** start RECORD EXTRACTS **
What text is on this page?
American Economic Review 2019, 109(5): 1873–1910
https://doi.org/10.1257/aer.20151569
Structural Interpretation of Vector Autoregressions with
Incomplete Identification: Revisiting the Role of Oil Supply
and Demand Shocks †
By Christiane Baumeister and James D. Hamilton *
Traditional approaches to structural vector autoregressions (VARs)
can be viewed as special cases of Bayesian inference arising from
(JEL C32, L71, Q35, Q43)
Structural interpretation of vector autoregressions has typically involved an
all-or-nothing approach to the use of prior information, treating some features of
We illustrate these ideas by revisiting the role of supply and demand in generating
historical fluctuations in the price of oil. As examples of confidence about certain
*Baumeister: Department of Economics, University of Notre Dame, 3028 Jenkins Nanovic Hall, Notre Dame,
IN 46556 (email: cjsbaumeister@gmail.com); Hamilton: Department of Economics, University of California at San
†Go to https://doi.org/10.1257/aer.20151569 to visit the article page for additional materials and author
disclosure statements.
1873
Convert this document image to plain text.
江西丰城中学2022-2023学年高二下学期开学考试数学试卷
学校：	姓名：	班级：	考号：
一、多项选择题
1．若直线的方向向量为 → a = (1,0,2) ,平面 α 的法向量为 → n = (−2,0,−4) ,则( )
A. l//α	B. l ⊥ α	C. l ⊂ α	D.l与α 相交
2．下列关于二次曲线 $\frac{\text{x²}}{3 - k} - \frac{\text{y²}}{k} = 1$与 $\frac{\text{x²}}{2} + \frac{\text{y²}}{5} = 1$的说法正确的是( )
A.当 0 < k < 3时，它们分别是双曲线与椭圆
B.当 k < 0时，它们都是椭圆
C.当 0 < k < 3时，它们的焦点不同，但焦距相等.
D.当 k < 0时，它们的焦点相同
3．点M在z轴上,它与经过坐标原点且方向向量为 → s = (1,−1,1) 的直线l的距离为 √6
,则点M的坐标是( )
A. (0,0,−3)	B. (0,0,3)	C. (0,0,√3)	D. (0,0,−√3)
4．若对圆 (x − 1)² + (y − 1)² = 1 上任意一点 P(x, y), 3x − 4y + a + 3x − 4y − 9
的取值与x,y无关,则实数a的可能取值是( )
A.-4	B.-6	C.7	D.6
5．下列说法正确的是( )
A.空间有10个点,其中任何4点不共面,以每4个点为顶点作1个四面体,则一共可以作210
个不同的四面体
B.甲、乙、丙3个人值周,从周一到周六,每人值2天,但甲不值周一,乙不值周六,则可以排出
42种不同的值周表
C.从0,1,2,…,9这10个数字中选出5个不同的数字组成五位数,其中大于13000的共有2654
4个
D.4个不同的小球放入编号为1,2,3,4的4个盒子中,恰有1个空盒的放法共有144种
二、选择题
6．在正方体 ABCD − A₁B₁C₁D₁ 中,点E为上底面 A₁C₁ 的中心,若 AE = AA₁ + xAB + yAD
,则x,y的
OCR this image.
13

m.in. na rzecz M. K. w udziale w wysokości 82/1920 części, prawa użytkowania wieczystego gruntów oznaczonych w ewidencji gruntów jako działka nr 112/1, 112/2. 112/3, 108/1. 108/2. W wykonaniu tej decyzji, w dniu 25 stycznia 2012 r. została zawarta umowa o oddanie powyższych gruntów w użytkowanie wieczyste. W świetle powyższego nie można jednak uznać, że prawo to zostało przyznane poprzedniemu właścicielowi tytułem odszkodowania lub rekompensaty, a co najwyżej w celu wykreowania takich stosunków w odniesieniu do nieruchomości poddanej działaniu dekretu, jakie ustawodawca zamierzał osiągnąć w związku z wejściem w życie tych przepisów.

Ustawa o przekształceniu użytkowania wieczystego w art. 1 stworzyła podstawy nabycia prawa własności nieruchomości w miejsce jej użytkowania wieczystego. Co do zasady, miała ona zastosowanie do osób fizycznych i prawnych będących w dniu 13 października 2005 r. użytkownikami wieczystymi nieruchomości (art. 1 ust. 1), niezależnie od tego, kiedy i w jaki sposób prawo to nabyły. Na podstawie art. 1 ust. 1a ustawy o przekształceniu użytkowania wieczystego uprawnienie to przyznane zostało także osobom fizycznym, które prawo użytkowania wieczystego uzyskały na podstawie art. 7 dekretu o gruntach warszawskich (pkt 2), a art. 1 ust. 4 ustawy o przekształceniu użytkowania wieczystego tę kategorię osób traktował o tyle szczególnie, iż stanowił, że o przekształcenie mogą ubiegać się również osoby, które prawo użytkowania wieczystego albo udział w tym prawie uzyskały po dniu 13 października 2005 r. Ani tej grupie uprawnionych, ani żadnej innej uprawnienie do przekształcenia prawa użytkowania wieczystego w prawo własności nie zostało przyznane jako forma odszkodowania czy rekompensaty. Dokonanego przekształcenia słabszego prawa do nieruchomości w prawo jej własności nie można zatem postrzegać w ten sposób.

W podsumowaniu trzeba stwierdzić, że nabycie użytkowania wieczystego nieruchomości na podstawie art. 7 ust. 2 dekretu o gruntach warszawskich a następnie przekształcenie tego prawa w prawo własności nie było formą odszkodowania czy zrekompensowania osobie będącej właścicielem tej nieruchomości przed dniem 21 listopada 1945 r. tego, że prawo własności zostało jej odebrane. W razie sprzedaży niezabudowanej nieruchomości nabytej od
** end RECORD EXTRACTS **
*WORK TO DO*
In how many lines does the word "przekształcenie" appear? Respond with the number alone.

*RESPONSE BELOW*
2